-- BEGIN Record list --

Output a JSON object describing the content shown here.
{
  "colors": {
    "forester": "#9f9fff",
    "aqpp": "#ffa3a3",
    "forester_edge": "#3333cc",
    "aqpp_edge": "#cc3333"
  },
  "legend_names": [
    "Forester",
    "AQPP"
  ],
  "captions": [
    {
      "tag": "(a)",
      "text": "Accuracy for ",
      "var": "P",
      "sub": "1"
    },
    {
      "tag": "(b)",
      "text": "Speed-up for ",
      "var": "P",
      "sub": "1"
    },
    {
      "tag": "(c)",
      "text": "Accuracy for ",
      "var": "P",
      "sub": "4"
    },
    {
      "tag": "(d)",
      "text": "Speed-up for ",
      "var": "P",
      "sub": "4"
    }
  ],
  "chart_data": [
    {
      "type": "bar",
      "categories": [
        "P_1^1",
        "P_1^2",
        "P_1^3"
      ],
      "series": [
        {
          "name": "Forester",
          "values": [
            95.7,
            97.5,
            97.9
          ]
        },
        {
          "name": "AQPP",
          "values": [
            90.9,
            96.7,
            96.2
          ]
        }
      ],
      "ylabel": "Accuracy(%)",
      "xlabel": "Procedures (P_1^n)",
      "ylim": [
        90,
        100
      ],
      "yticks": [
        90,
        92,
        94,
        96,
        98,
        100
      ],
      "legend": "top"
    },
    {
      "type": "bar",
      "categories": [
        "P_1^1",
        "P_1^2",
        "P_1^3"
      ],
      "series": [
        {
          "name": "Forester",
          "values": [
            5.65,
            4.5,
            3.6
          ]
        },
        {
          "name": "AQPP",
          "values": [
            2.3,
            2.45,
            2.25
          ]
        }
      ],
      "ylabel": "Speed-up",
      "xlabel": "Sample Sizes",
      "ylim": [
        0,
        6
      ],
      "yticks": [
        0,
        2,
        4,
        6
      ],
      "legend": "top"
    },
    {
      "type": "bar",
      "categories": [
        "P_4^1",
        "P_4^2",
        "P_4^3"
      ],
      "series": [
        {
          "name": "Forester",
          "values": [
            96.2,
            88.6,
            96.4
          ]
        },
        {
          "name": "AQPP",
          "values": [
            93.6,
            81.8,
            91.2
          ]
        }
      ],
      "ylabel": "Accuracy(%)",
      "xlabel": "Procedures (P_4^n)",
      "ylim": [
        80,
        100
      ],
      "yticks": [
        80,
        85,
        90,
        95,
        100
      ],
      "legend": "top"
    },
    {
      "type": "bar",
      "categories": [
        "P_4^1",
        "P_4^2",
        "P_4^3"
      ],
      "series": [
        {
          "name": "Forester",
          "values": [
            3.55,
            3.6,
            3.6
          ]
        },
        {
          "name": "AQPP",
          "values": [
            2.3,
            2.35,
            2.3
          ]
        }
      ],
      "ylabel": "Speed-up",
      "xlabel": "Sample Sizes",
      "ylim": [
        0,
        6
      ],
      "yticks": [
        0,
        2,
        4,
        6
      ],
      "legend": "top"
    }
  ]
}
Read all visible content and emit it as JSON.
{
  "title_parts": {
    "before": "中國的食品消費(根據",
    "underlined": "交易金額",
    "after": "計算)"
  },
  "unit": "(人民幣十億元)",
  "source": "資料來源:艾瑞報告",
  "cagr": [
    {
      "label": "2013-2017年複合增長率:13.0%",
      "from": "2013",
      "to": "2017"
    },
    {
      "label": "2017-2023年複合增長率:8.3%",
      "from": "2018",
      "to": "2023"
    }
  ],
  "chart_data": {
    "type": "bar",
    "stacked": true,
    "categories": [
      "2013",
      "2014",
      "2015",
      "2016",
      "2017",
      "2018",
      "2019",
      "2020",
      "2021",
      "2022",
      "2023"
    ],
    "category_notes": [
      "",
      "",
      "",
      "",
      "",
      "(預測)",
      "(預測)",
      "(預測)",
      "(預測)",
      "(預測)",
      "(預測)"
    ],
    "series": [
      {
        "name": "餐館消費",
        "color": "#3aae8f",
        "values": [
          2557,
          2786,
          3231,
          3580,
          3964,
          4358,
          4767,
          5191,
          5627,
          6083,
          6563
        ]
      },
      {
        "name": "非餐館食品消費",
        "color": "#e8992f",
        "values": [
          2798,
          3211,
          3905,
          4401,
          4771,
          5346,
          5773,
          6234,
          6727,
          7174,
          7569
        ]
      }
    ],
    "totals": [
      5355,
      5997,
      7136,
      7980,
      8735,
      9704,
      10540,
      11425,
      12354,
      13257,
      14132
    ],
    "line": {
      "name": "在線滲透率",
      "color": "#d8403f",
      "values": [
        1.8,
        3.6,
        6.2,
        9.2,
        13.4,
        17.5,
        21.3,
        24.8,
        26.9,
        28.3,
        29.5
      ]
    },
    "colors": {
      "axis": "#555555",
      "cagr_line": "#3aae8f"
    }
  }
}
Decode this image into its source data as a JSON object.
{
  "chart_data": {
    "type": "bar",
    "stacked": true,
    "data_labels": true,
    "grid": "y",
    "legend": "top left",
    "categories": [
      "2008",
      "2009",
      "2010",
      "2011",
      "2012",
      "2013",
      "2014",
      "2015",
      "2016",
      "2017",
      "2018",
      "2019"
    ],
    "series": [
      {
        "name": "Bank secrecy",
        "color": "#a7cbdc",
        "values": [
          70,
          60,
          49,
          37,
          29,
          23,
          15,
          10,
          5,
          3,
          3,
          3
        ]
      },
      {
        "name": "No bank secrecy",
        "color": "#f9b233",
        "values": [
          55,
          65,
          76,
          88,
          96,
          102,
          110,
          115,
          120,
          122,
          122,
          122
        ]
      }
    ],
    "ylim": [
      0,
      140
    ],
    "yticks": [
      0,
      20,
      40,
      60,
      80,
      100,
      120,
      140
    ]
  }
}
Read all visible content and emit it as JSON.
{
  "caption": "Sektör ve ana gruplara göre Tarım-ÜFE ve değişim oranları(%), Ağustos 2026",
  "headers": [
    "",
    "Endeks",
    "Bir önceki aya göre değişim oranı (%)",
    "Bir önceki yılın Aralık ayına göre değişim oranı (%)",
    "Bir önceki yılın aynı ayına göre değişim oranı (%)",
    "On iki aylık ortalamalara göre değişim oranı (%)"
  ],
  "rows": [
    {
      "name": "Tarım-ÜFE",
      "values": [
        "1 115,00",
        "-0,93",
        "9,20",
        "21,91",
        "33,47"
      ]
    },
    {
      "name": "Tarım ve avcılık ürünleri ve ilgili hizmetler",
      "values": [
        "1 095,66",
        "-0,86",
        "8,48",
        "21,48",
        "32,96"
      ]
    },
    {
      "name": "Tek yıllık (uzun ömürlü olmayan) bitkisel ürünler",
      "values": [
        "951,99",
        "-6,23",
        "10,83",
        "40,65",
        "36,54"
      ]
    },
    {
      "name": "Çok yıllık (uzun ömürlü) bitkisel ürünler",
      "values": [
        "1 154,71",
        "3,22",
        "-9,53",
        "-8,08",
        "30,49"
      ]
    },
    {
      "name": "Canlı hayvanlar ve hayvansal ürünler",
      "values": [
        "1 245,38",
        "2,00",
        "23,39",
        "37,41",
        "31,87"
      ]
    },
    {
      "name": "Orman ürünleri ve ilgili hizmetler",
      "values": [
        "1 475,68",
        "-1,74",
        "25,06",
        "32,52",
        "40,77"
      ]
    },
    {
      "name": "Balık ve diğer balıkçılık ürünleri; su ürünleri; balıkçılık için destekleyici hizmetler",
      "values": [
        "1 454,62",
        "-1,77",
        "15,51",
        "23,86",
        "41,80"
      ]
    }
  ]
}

-- END Record list --

● **Stated exercise**: Retype all the material above precisely, with no line left out.

● **Response below**:
Output a JSON object describing the content shown here.
{
  "colors": {
    "forester": "#9f9fff",
    "aqpp": "#ffa3a3",
    "forester_edge": "#3333cc",
    "aqpp_edge": "#cc3333"
  },
  "legend_names": [
    "Forester",
    "AQPP"
  ],
  "captions": [
    {
      "tag": "(a)",
      "text": "Accuracy for ",
      "var": "P",
      "sub": "1"
    },
    {
      "tag": "(b)",
      "text": "Speed-up for ",
      "var": "P",
      "sub": "1"
    },
    {
      "tag": "(c)",
      "text": "Accuracy for ",
      "var": "P",
      "sub": "4"
    },
    {
      "tag": "(d)",
      "text": "Speed-up for ",
      "var": "P",
      "sub": "4"
    }
  ],
  "chart_data": [
    {
      "type": "bar",
      "categories": [
        "P_1^1",
        "P_1^2",
        "P_1^3"
      ],
      "series": [
        {
          "name": "Forester",
          "values": [
            95.7,
            97.5,
            97.9
          ]
        },
        {
          "name": "AQPP",
          "values": [
            90.9,
            96.7,
            96.2
          ]
        }
      ],
      "ylabel": "Accuracy(%)",
      "xlabel": "Procedures (P_1^n)",
      "ylim": [
        90,
        100
      ],
      "yticks": [
        90,
        92,
        94,
        96,
        98,
        100
      ],
      "legend": "top"
    },
    {
      "type": "bar",
      "categories": [
        "P_1^1",
        "P_1^2",
        "P_1^3"
      ],
      "series": [
        {
          "name": "Forester",
          "values": [
            5.65,
            4.5,
            3.6
          ]
        },
        {
          "name": "AQPP",
          "values": [
            2.3,
            2.45,
            2.25
          ]
        }
      ],
      "ylabel": "Speed-up",
      "xlabel": "Sample Sizes",
      "ylim": [
        0,
        6
      ],
      "yticks": [
        0,
        2,
        4,
        6
      ],
      "legend": "top"
    },
    {
      "type": "bar",
      "categories": [
        "P_4^1",
        "P_4^2",
        "P_4^3"
      ],
      "series": [
        {
          "name": "Forester",
          "values": [
            96.2,
            88.6,
            96.4
          ]
        },
        {
          "name": "AQPP",
          "values": [
            93.6,
            81.8,
            91.2
          ]
        }
      ],
      "ylabel": "Accuracy(%)",
      "xlabel": "Procedures (P_4^n)",
      "ylim": [
        80,
        100
      ],
      "yticks": [
        80,
        85,
        90,
        95,
        100
      ],
      "legend": "top"
    },
    {
      "type": "bar",
      "categories": [
        "P_4^1",
        "P_4^2",
        "P_4^3"
      ],
      "series": [
        {
          "name": "Forester",
          "values": [
            3.55,
            3.6,
            3.6
          ]
        },
        {
          "name": "AQPP",
          "values": [
            2.3,
            2.35,
            2.3
          ]
        }
      ],
      "ylabel": "Speed-up",
      "xlabel": "Sample Sizes",
      "ylim": [
        0,
        6
      ],
      "yticks": [
        0,
        2,
        4,
        6
      ],
      "legend": "top"
    }
  ]
}
Read all visible content and emit it as JSON.
{
  "title_parts": {
    "before": "中國的食品消費(根據",
    "underlined": "交易金額",
    "after": "計算)"
  },
  "unit": "(人民幣十億元)",
  "source": "資料來源:艾瑞報告",
  "cagr": [
    {
      "label": "2013-2017年複合增長率:13.0%",
      "from": "2013",
      "to": "2017"
    },
    {
      "label": "2017-2023年複合增長率:8.3%",
      "from": "2018",
      "to": "2023"
    }
  ],
  "chart_data": {
    "type": "bar",
    "stacked": true,
    "categories": [
      "2013",
      "2014",
      "2015",
      "2016",
      "2017",
      "2018",
      "2019",
      "2020",
      "2021",
      "2022",
      "2023"
    ],
    "category_notes": [
      "",
      "",
      "",
      "",
      "",
      "(預測)",
      "(預測)",
      "(預測)",
      "(預測)",
      "(預測)",
      "(預測)"
    ],
    "series": [
      {
        "name": "餐館消費",
        "color": "#3aae8f",
        "values": [
          2557,
          2786,
          3231,
          3580,
          3964,
          4358,
          4767,
          5191,
          5627,
          6083,
          6563
        ]
      },
      {
        "name": "非餐館食品消費",
        "color": "#e8992f",
        "values": [
          2798,
          3211,
          3905,
          4401,
          4771,
          5346,
          5773,
          6234,
          6727,
          7174,
          7569
        ]
      }
    ],
    "totals": [
      5355,
      5997,
      7136,
      7980,
      8735,
      9704,
      10540,
      11425,
      12354,
      13257,
      14132
    ],
    "line": {
      "name": "在線滲透率",
      "color": "#d8403f",
      "values": [
        1.8,
        3.6,
        6.2,
        9.2,
        13.4,
        17.5,
        21.3,
        24.8,
        26.9,
        28.3,
        29.5
      ]
    },
    "colors": {
      "axis": "#555555",
      "cagr_line": "#3aae8f"
    }
  }
}
Decode this image into its source data as a JSON object.
{
  "chart_data": {
    "type": "bar",
    "stacked": true,
    "data_labels": true,
    "grid": "y",
    "legend": "top left",
    "categories": [
      "2008",
      "2009",
      "2010",
      "2011",
      "2012",
      "2013",
      "2014",
      "2015",
      "2016",
      "2017",
      "2018",
      "2019"
    ],
    "series": [
      {
        "name": "Bank secrecy",
        "color": "#a7cbdc",
        "values": [
          70,
          60,
          49,
          37,
          29,
          23,
          15,
          10,
          5,
          3,
          3,
          3
        ]
      },
      {
        "name": "No bank secrecy",
        "color": "#f9b233",
        "values": [
          55,
          65,
          76,
          88,
          96,
          102,
          110,
          115,
          120,
          122,
          122,
          122
        ]
      }
    ],
    "ylim": [
      0,
      140
    ],
    "yticks": [
      0,
      20,
      40,
      60,
      80,
      100,
      120,
      140
    ]
  }
}
Read all visible content and emit it as JSON.
{
  "caption": "Sektör ve ana gruplara göre Tarım-ÜFE ve değişim oranları(%), Ağustos 2026",
  "headers": [
    "",
    "Endeks",
    "Bir önceki aya göre değişim oranı (%)",
    "Bir önceki yılın Aralık ayına göre değişim oranı (%)",
    "Bir önceki yılın aynı ayına göre değişim oranı (%)",
    "On iki aylık ortalamalara göre değişim oranı (%)"
  ],
  "rows": [
    {
      "name": "Tarım-ÜFE",
      "values": [
        "1 115,00",
        "-0,93",
        "9,20",
        "21,91",
        "33,47"
      ]
    },
    {
      "name": "Tarım ve avcılık ürünleri ve ilgili hizmetler",
      "values": [
        "1 095,66",
        "-0,86",
        "8,48",
        "21,48",
        "32,96"
      ]
    },
    {
      "name": "Tek yıllık (uzun ömürlü olmayan) bitkisel ürünler",
      "values": [
        "951,99",
        "-6,23",
        "10,83",
        "40,65",
        "36,54"
      ]
    },
    {
      "name": "Çok yıllık (uzun ömürlü) bitkisel ürünler",
      "values": [
        "1 154,71",
        "3,22",
        "-9,53",
        "-8,08",
        "30,49"
      ]
    },
    {
      "name": "Canlı hayvanlar ve hayvansal ürünler",
      "values": [
        "1 245,38",
        "2,00",
        "23,39",
        "37,41",
        "31,87"
      ]
    },
    {
      "name": "Orman ürünleri ve ilgili hizmetler",
      "values": [
        "1 475,68",
        "-1,74",
        "25,06",
        "32,52",
        "40,77"
      ]
    },
    {
      "name": "Balık ve diğer balıkçılık ürünleri; su ürünleri; balıkçılık için destekleyici hizmetler",
      "values": [
        "1 454,62",
        "-1,77",
        "15,51",
        "23,86",
        "41,80"
      ]
    }
  ]
}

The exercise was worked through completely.